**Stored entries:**
##############################
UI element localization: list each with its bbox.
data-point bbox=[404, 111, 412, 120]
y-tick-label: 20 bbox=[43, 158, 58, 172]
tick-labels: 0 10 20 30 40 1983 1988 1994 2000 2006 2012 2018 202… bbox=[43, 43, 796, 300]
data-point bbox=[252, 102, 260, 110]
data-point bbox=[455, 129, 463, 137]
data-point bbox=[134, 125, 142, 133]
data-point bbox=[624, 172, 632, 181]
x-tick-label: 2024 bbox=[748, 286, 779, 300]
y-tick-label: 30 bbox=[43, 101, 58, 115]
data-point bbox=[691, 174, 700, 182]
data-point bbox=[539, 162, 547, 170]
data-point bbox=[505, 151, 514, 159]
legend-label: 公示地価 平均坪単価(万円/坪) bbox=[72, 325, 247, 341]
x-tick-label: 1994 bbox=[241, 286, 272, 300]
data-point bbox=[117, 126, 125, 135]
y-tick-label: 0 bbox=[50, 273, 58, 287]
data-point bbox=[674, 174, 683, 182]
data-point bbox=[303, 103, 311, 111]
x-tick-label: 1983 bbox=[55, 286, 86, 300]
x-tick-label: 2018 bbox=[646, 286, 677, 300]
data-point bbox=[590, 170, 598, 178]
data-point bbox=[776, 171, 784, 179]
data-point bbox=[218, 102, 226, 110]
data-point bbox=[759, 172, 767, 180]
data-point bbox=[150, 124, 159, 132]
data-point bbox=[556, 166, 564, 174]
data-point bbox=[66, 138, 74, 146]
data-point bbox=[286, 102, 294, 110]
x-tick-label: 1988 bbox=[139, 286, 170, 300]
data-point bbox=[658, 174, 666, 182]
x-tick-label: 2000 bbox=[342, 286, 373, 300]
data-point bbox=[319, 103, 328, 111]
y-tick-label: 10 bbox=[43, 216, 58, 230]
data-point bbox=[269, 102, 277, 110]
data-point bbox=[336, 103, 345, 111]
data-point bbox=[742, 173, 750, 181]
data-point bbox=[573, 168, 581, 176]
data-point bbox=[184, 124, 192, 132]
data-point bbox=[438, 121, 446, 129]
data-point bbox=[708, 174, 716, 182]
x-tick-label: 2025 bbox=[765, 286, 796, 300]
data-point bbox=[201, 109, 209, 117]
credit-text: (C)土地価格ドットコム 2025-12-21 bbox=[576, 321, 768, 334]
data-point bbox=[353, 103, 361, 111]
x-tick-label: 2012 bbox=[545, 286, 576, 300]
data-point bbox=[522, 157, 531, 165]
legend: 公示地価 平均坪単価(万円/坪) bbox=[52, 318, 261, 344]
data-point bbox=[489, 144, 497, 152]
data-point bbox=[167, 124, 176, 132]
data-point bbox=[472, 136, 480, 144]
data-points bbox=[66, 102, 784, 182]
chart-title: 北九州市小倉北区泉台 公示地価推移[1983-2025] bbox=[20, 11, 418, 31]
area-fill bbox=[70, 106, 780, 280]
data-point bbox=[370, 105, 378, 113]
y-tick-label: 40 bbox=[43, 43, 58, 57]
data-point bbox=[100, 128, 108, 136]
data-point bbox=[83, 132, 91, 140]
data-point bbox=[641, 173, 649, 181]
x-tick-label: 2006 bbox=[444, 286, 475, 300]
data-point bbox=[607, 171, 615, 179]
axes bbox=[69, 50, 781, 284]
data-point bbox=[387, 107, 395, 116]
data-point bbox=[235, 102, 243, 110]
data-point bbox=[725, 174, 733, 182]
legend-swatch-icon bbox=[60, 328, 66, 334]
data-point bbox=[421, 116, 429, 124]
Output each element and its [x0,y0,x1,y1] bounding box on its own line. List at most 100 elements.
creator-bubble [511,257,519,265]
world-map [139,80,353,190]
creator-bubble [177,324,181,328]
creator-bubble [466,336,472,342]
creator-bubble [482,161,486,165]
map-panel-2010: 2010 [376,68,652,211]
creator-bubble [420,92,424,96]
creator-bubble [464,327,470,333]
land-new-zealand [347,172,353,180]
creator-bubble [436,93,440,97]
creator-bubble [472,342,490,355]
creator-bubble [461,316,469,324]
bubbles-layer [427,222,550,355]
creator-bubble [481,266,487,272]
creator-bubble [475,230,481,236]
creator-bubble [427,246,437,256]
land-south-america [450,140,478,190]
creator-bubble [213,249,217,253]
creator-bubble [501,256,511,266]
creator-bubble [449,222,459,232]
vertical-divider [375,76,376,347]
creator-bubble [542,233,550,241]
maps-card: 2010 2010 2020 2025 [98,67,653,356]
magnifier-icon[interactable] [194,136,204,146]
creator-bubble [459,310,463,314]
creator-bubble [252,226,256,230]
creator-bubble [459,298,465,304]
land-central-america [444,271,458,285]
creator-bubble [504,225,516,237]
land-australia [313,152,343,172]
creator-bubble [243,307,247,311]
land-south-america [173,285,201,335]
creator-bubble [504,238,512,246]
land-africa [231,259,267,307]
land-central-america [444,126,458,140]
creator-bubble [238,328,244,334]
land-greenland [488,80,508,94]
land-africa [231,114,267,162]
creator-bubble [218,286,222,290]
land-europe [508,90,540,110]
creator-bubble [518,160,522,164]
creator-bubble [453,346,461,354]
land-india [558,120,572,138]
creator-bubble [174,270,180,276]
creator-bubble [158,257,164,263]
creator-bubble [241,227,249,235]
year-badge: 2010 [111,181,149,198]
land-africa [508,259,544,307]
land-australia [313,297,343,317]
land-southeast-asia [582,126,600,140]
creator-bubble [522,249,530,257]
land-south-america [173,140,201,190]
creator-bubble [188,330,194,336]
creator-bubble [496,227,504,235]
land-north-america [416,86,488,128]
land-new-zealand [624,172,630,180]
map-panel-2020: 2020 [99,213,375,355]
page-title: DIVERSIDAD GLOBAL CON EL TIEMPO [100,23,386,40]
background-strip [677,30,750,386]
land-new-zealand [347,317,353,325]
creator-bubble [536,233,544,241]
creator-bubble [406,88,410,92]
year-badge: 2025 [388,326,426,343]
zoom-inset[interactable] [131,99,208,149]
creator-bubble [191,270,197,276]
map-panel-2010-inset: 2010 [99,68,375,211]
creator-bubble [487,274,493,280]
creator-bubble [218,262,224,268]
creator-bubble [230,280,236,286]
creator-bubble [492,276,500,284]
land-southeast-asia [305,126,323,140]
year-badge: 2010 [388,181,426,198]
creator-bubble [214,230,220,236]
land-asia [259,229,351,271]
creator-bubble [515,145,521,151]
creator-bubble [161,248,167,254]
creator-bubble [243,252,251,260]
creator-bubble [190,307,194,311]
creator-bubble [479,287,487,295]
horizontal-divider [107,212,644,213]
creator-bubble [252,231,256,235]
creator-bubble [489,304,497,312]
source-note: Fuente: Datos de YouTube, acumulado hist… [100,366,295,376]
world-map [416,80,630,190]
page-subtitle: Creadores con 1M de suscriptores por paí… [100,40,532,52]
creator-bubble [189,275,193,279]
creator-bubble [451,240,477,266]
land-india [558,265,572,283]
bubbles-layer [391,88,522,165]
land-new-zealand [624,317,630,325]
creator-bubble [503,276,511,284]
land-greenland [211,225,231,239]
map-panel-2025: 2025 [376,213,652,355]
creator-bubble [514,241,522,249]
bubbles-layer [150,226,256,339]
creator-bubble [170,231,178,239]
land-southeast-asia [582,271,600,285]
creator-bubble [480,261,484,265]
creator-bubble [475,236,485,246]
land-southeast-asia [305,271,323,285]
##############################
Please reproduce every line of the records above verbatim.

**ANSWER FOR THE TASK:**
UI element localization: list each with its bbox.
data-point bbox=[404, 111, 412, 120]
y-tick-label: 20 bbox=[43, 158, 58, 172]
tick-labels: 0 10 20 30 40 1983 1988 1994 2000 2006 2012 2018 202… bbox=[43, 43, 796, 300]
data-point bbox=[252, 102, 260, 110]
data-point bbox=[455, 129, 463, 137]
data-point bbox=[134, 125, 142, 133]
data-point bbox=[624, 172, 632, 181]
x-tick-label: 2024 bbox=[748, 286, 779, 300]
y-tick-label: 30 bbox=[43, 101, 58, 115]
data-point bbox=[691, 174, 700, 182]
data-point bbox=[539, 162, 547, 170]
data-point bbox=[505, 151, 514, 159]
legend-label: 公示地価 平均坪単価(万円/坪) bbox=[72, 325, 247, 341]
x-tick-label: 1994 bbox=[241, 286, 272, 300]
data-point bbox=[117, 126, 125, 135]
y-tick-label: 0 bbox=[50, 273, 58, 287]
data-point bbox=[674, 174, 683, 182]
data-point bbox=[303, 103, 311, 111]
x-tick-label: 1983 bbox=[55, 286, 86, 300]
x-tick-label: 2018 bbox=[646, 286, 677, 300]
data-point bbox=[590, 170, 598, 178]
data-point bbox=[776, 171, 784, 179]
data-point bbox=[218, 102, 226, 110]
data-point bbox=[759, 172, 767, 180]
data-point bbox=[150, 124, 159, 132]
data-point bbox=[556, 166, 564, 174]
data-point bbox=[66, 138, 74, 146]
data-point bbox=[286, 102, 294, 110]
x-tick-label: 1988 bbox=[139, 286, 170, 300]
data-point bbox=[658, 174, 666, 182]
x-tick-label: 2000 bbox=[342, 286, 373, 300]
data-point bbox=[319, 103, 328, 111]
y-tick-label: 10 bbox=[43, 216, 58, 230]
data-point bbox=[269, 102, 277, 110]
data-point bbox=[336, 103, 345, 111]
data-point bbox=[742, 173, 750, 181]
data-point bbox=[573, 168, 581, 176]
data-point bbox=[184, 124, 192, 132]
data-point bbox=[438, 121, 446, 129]
data-point bbox=[708, 174, 716, 182]
x-tick-label: 2025 bbox=[765, 286, 796, 300]
data-point bbox=[201, 109, 209, 117]
credit-text: (C)土地価格ドットコム 2025-12-21 bbox=[576, 321, 768, 334]
data-point bbox=[353, 103, 361, 111]
x-tick-label: 2012 bbox=[545, 286, 576, 300]
data-point bbox=[522, 157, 531, 165]
legend: 公示地価 平均坪単価(万円/坪) bbox=[52, 318, 261, 344]
data-point bbox=[489, 144, 497, 152]
data-point bbox=[167, 124, 176, 132]
data-point bbox=[472, 136, 480, 144]
data-points bbox=[66, 102, 784, 182]
chart-title: 北九州市小倉北区泉台 公示地価推移[1983-2025] bbox=[20, 11, 418, 31]
area-fill bbox=[70, 106, 780, 280]
data-point bbox=[370, 105, 378, 113]
y-tick-label: 40 bbox=[43, 43, 58, 57]
data-point bbox=[100, 128, 108, 136]
data-point bbox=[83, 132, 91, 140]
data-point bbox=[641, 173, 649, 181]
x-tick-label: 2006 bbox=[444, 286, 475, 300]
data-point bbox=[607, 171, 615, 179]
axes bbox=[69, 50, 781, 284]
data-point bbox=[387, 107, 395, 116]
data-point bbox=[235, 102, 243, 110]
data-point bbox=[725, 174, 733, 182]
legend-swatch-icon bbox=[60, 328, 66, 334]
data-point bbox=[421, 116, 429, 124]
Output each element and its [x0,y0,x1,y1] bounding box on its own line. List at most 100 elements.
creator-bubble [511,257,519,265]
world-map [139,80,353,190]
creator-bubble [177,324,181,328]
creator-bubble [466,336,472,342]
creator-bubble [482,161,486,165]
map-panel-2010: 2010 [376,68,652,211]
creator-bubble [420,92,424,96]
creator-bubble [464,327,470,333]
land-new-zealand [347,172,353,180]
creator-bubble [436,93,440,97]
creator-bubble [472,342,490,355]
creator-bubble [461,316,469,324]
bubbles-layer [427,222,550,355]
creator-bubble [481,266,487,272]
creator-bubble [475,230,481,236]
creator-bubble [427,246,437,256]
land-south-america [450,140,478,190]
creator-bubble [213,249,217,253]
creator-bubble [501,256,511,266]
creator-bubble [449,222,459,232]
vertical-divider [375,76,376,347]
creator-bubble [542,233,550,241]
maps-card: 2010 2010 2020 2025 [98,67,653,356]
magnifier-icon[interactable] [194,136,204,146]
creator-bubble [459,310,463,314]
creator-bubble [252,226,256,230]
creator-bubble [459,298,465,304]
land-central-america [444,271,458,285]
creator-bubble [504,225,516,237]
land-australia [313,152,343,172]
creator-bubble [243,307,247,311]
land-south-america [173,285,201,335]
creator-bubble [504,238,512,246]
land-africa [231,259,267,307]
land-central-america [444,126,458,140]
creator-bubble [238,328,244,334]
land-greenland [488,80,508,94]
land-africa [231,114,267,162]
creator-bubble [218,286,222,290]
land-europe [508,90,540,110]
creator-bubble [518,160,522,164]
creator-bubble [453,346,461,354]
land-india [558,120,572,138]
creator-bubble [174,270,180,276]
creator-bubble [158,257,164,263]
creator-bubble [241,227,249,235]
year-badge: 2010 [111,181,149,198]
land-africa [508,259,544,307]
land-australia [313,297,343,317]
land-southeast-asia [582,126,600,140]
creator-bubble [522,249,530,257]
land-south-america [173,140,201,190]
creator-bubble [188,330,194,336]
creator-bubble [496,227,504,235]
land-north-america [416,86,488,128]
land-new-zealand [624,172,630,180]
map-panel-2020: 2020 [99,213,375,355]
page-title: DIVERSIDAD GLOBAL CON EL TIEMPO [100,23,386,40]
background-strip [677,30,750,386]
land-new-zealand [347,317,353,325]
creator-bubble [536,233,544,241]
creator-bubble [406,88,410,92]
year-badge: 2025 [388,326,426,343]
zoom-inset[interactable] [131,99,208,149]
creator-bubble [191,270,197,276]
map-panel-2010-inset: 2010 [99,68,375,211]
creator-bubble [487,274,493,280]
creator-bubble [218,262,224,268]
creator-bubble [230,280,236,286]
creator-bubble [492,276,500,284]
land-southeast-asia [305,126,323,140]
year-badge: 2010 [388,181,426,198]
creator-bubble [214,230,220,236]
land-asia [259,229,351,271]
creator-bubble [515,145,521,151]
creator-bubble [161,248,167,254]
creator-bubble [243,252,251,260]
creator-bubble [190,307,194,311]
creator-bubble [479,287,487,295]
horizontal-divider [107,212,644,213]
creator-bubble [252,231,256,235]
creator-bubble [489,304,497,312]
source-note: Fuente: Datos de YouTube, acumulado hist… [100,366,295,376]
world-map [416,80,630,190]
page-subtitle: Creadores con 1M de suscriptores por paí… [100,40,532,52]
creator-bubble [189,275,193,279]
creator-bubble [451,240,477,266]
land-india [558,265,572,283]
bubbles-layer [391,88,522,165]
land-new-zealand [624,317,630,325]
creator-bubble [503,276,511,284]
land-greenland [211,225,231,239]
map-panel-2025: 2025 [376,213,652,355]
creator-bubble [514,241,522,249]
bubbles-layer [150,226,256,339]
creator-bubble [170,231,178,239]
land-southeast-asia [582,271,600,285]
creator-bubble [480,261,484,265]
creator-bubble [475,236,485,246]
land-southeast-asia [305,271,323,285]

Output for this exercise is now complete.